====== Source data

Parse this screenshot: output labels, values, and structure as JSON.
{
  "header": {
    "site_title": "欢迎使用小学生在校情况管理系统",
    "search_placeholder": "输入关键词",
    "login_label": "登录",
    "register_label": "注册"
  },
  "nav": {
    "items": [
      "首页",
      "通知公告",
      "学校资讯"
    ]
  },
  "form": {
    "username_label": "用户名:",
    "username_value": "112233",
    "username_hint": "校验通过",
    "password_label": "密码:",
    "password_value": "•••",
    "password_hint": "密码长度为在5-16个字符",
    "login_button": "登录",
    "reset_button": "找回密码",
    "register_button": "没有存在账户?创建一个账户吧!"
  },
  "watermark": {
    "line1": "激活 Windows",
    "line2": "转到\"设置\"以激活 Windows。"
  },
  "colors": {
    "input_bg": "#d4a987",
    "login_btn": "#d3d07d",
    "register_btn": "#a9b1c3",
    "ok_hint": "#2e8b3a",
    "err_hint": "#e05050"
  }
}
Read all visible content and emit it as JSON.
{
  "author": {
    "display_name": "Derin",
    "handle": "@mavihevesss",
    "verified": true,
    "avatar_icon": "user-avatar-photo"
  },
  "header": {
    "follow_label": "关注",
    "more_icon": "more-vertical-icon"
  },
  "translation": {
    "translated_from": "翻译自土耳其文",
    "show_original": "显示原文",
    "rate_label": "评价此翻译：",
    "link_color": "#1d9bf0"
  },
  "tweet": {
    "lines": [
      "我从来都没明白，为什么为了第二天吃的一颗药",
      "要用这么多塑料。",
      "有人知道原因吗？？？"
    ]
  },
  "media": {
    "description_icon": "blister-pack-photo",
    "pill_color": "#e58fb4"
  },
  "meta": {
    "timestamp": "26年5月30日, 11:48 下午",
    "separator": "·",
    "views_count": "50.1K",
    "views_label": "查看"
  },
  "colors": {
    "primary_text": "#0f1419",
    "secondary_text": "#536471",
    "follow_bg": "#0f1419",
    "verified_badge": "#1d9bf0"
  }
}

============

> _Your objective_:
Reproduce nothing but the lines from the line containing "Read all visible content and emit it as JSON." to the last line of the data, each exactly as written.

> _Task answer_:
Read all visible content and emit it as JSON.
{
  "author": {
    "display_name": "Derin",
    "handle": "@mavihevesss",
    "verified": true,
    "avatar_icon": "user-avatar-photo"
  },
  "header": {
    "follow_label": "关注",
    "more_icon": "more-vertical-icon"
  },
  "translation": {
    "translated_from": "翻译自土耳其文",
    "show_original": "显示原文",
    "rate_label": "评价此翻译：",
    "link_color": "#1d9bf0"
  },
  "tweet": {
    "lines": [
      "我从来都没明白，为什么为了第二天吃的一颗药",
      "要用这么多塑料。",
      "有人知道原因吗？？？"
    ]
  },
  "media": {
    "description_icon": "blister-pack-photo",
    "pill_color": "#e58fb4"
  },
  "meta": {
    "timestamp": "26年5月30日, 11:48 下午",
    "separator": "·",
    "views_count": "50.1K",
    "views_label": "查看"
  },
  "colors": {
    "primary_text": "#0f1419",
    "secondary_text": "#536471",
    "follow_bg": "#0f1419",
    "verified_badge": "#1d9bf0"
  }
}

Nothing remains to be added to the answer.